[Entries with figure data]
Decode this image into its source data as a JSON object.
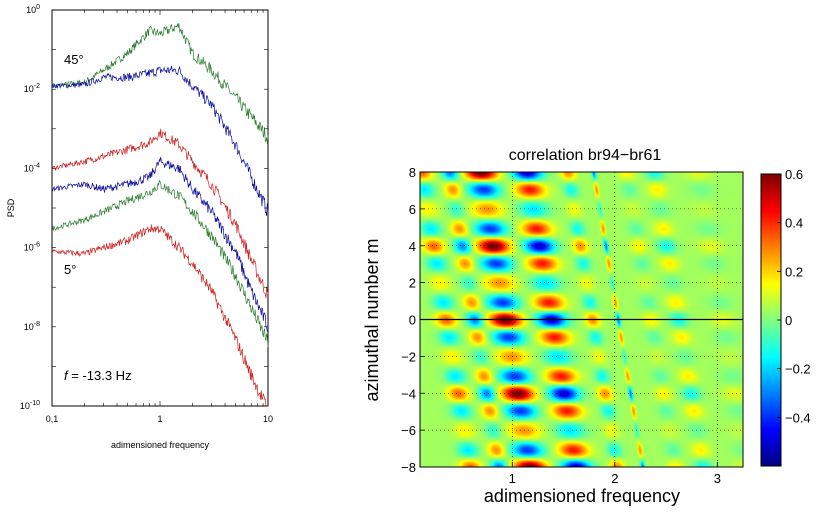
{
  "chart_data": [
    {
      "type": "line",
      "title": "",
      "xlabel": "adimensioned frequency",
      "ylabel": "PSD",
      "xscale": "log",
      "yscale": "log",
      "xlim": [
        0.1,
        10
      ],
      "ylim": [
        1e-10,
        1
      ],
      "x_ticks": [
        {
          "value": 0.1,
          "label": "0,1"
        },
        {
          "value": 1,
          "label": "1"
        },
        {
          "value": 10,
          "label": "10"
        }
      ],
      "y_ticks": [
        {
          "value": 1,
          "label": "10",
          "exp": "0"
        },
        {
          "value": 0.01,
          "label": "10",
          "exp": "-2"
        },
        {
          "value": 0.0001,
          "label": "10",
          "exp": "-4"
        },
        {
          "value": 1e-06,
          "label": "10",
          "exp": "-6"
        },
        {
          "value": 1e-08,
          "label": "10",
          "exp": "-8"
        },
        {
          "value": 1e-10,
          "label": "10",
          "exp": "-10"
        }
      ],
      "annotations": [
        {
          "text": "45°",
          "x": 0.13,
          "y": 0.1
        },
        {
          "text": "5°",
          "x": 0.13,
          "y": 5e-07
        },
        {
          "text_italic": "f",
          "text": " = -13.3 Hz",
          "x": 0.13,
          "y": 1e-09
        }
      ],
      "series": [
        {
          "color": "#2e7d32",
          "x": [
            0.1,
            0.2,
            0.3,
            0.5,
            0.8,
            1.0,
            1.5,
            2,
            3,
            5,
            7,
            10
          ],
          "y": [
            0.012,
            0.015,
            0.03,
            0.08,
            0.3,
            0.25,
            0.4,
            0.08,
            0.03,
            0.006,
            0.002,
            0.0006
          ]
        },
        {
          "color": "#0a0aa0",
          "x": [
            0.1,
            0.2,
            0.3,
            0.5,
            0.8,
            1.0,
            1.5,
            2,
            3,
            5,
            7,
            10
          ],
          "y": [
            0.012,
            0.013,
            0.02,
            0.02,
            0.025,
            0.03,
            0.03,
            0.012,
            0.004,
            0.0004,
            6e-05,
            8e-06
          ]
        },
        {
          "color": "#cc1e1e",
          "x": [
            0.1,
            0.2,
            0.3,
            0.5,
            0.8,
            1.0,
            1.5,
            2,
            3,
            5,
            7,
            10
          ],
          "y": [
            0.0001,
            0.00015,
            0.0002,
            0.0003,
            0.00045,
            0.0008,
            0.0004,
            0.00015,
            4e-05,
            4e-06,
            5e-07,
            6e-08
          ]
        },
        {
          "color": "#0a0aa0",
          "x": [
            0.1,
            0.2,
            0.3,
            0.5,
            0.8,
            1.0,
            1.5,
            2,
            3,
            5,
            7,
            10
          ],
          "y": [
            3e-05,
            4e-05,
            3e-05,
            4e-05,
            6e-05,
            0.00015,
            0.0001,
            3e-05,
            8e-06,
            8e-07,
            8e-08,
            1e-08
          ]
        },
        {
          "color": "#2e7d32",
          "x": [
            0.1,
            0.2,
            0.3,
            0.5,
            0.8,
            1.0,
            1.5,
            2,
            3,
            5,
            7,
            10
          ],
          "y": [
            3e-06,
            5e-06,
            8e-06,
            1.5e-05,
            2.5e-05,
            4e-05,
            2e-05,
            8e-06,
            2e-06,
            2e-07,
            3e-08,
            4e-09
          ]
        },
        {
          "color": "#cc1e1e",
          "x": [
            0.1,
            0.2,
            0.3,
            0.5,
            0.8,
            1.0,
            1.5,
            2,
            3,
            5,
            7,
            10
          ],
          "y": [
            8e-07,
            7e-07,
            1e-06,
            1.5e-06,
            3e-06,
            3e-06,
            1e-06,
            4e-07,
            8e-08,
            5e-09,
            6e-10,
            8e-11
          ]
        }
      ]
    },
    {
      "type": "heatmap",
      "title": "correlation br94−br61",
      "xlabel": "adimensioned frequency",
      "ylabel": "azimuthal number m",
      "xlim": [
        0.1,
        3.25
      ],
      "ylim": [
        -8,
        8
      ],
      "x_ticks": [
        {
          "value": 1,
          "label": "1"
        },
        {
          "value": 2,
          "label": "2"
        },
        {
          "value": 3,
          "label": "3"
        }
      ],
      "y_ticks": [
        {
          "value": 8,
          "label": "8"
        },
        {
          "value": 6,
          "label": "6"
        },
        {
          "value": 4,
          "label": "4"
        },
        {
          "value": 2,
          "label": "2"
        },
        {
          "value": 0,
          "label": "0"
        },
        {
          "value": -2,
          "label": "−2"
        },
        {
          "value": -4,
          "label": "−4"
        },
        {
          "value": -6,
          "label": "−6"
        },
        {
          "value": -8,
          "label": "−8"
        }
      ],
      "grid": "dotted",
      "horizontal_line_at": 0,
      "colorbar": {
        "range": [
          -0.6,
          0.6
        ],
        "ticks": [
          {
            "value": 0.6,
            "label": "0.6"
          },
          {
            "value": 0.4,
            "label": "0.4"
          },
          {
            "value": 0.2,
            "label": "0.2"
          },
          {
            "value": 0,
            "label": "0"
          },
          {
            "value": -0.2,
            "label": "−0.2"
          },
          {
            "value": -0.4,
            "label": "−0.4"
          }
        ]
      },
      "blobs": [
        {
          "f": 0.35,
          "width": 0.1,
          "amp": 0.3,
          "phase": 0
        },
        {
          "f": 0.63,
          "width": 0.08,
          "amp": 0.35,
          "phase": 3.14
        },
        {
          "f": 0.93,
          "width": 0.15,
          "amp": 0.6,
          "phase": 0
        },
        {
          "f": 1.38,
          "width": 0.14,
          "amp": 0.55,
          "phase": 3.14
        },
        {
          "f": 1.78,
          "width": 0.07,
          "amp": 0.25,
          "phase": 0
        },
        {
          "f": 2.03,
          "width": 0.02,
          "amp": 0.35,
          "phase": 3.14
        },
        {
          "f": 2.35,
          "width": 0.08,
          "amp": 0.12,
          "phase": 0
        },
        {
          "f": 2.62,
          "width": 0.09,
          "amp": 0.18,
          "phase": 3.14
        },
        {
          "f": 3.05,
          "width": 0.12,
          "amp": 0.08,
          "phase": 0
        }
      ]
    }
  ]
}
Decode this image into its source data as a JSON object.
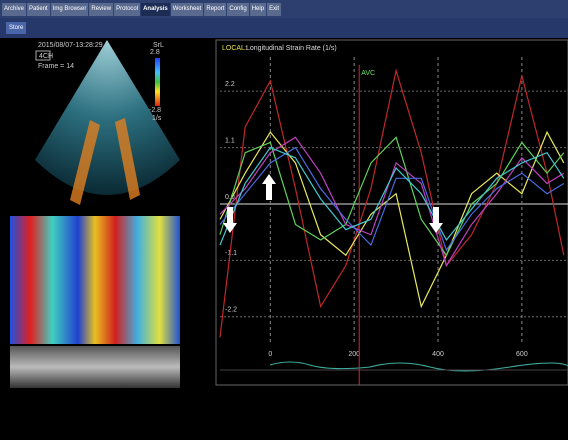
{
  "menu": {
    "tabs": [
      "Archive",
      "Patient",
      "Img Browser",
      "Review",
      "Protocol",
      "Analysis",
      "Worksheet",
      "Report",
      "Config",
      "Help",
      "Exit"
    ],
    "active_tab": 5
  },
  "toolbar": {
    "button": "Store"
  },
  "echo": {
    "timestamp": "2015/08/07-13:28:29",
    "view": "4CH",
    "frame": "Frame = 14",
    "scale_title": "SrL",
    "scale_max": 2.8,
    "scale_min": -2.8,
    "unit": "1/s"
  },
  "chart_data": {
    "type": "line",
    "title_prefix": "LOCAL:",
    "title": "Longitudinal Strain Rate (1/s)",
    "x": [
      -120,
      -60,
      0,
      60,
      120,
      180,
      240,
      300,
      360,
      420,
      480,
      540,
      600,
      660,
      700
    ],
    "series": [
      {
        "color": "#c0282a",
        "values": [
          -2.6,
          1.5,
          2.4,
          0.3,
          -2.0,
          -1.2,
          0.3,
          2.6,
          1.0,
          -1.2,
          -0.6,
          0.4,
          2.5,
          0.6,
          -1.0
        ]
      },
      {
        "color": "#e8e85a",
        "values": [
          -0.3,
          0.6,
          1.4,
          0.8,
          -0.6,
          -1.0,
          -0.2,
          0.2,
          -2.0,
          -1.0,
          0.2,
          0.6,
          0.2,
          1.4,
          0.8
        ]
      },
      {
        "color": "#5fd05a",
        "values": [
          -0.6,
          1.0,
          1.2,
          -0.4,
          -0.7,
          -0.4,
          0.8,
          1.3,
          -0.3,
          -1.0,
          0.0,
          0.4,
          1.2,
          0.6,
          1.0
        ]
      },
      {
        "color": "#c040c0",
        "values": [
          -0.2,
          0.3,
          1.0,
          1.3,
          0.6,
          -0.4,
          -0.6,
          0.8,
          0.4,
          -1.2,
          -0.4,
          0.2,
          0.9,
          0.4,
          0.6
        ]
      },
      {
        "color": "#4a6ae0",
        "values": [
          -0.4,
          0.2,
          0.8,
          1.1,
          0.3,
          -0.3,
          -0.8,
          0.5,
          0.5,
          -0.9,
          -0.2,
          0.3,
          0.6,
          0.2,
          0.4
        ]
      },
      {
        "color": "#40c8d0",
        "values": [
          -0.8,
          0.4,
          1.1,
          0.9,
          0.1,
          -0.5,
          -0.3,
          0.7,
          0.2,
          -0.7,
          -0.1,
          0.5,
          0.8,
          1.0,
          0.5
        ]
      }
    ],
    "xlim": [
      -120,
      710
    ],
    "ylim": [
      -2.75,
      3.1
    ],
    "xticks": [
      0,
      200,
      400,
      600
    ],
    "yticks": [
      2.2,
      1.1,
      {
        "value": 0,
        "label": "0.0"
      },
      -1.1,
      -2.2
    ],
    "annotation": {
      "text": "AVC",
      "x": 212
    },
    "grid": true
  }
}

▸ SHORT PROBLEM
Count each line where the string "ylabel" occurs, and write only the number.

▸ RESPONSE TO THIS EXERCISE
2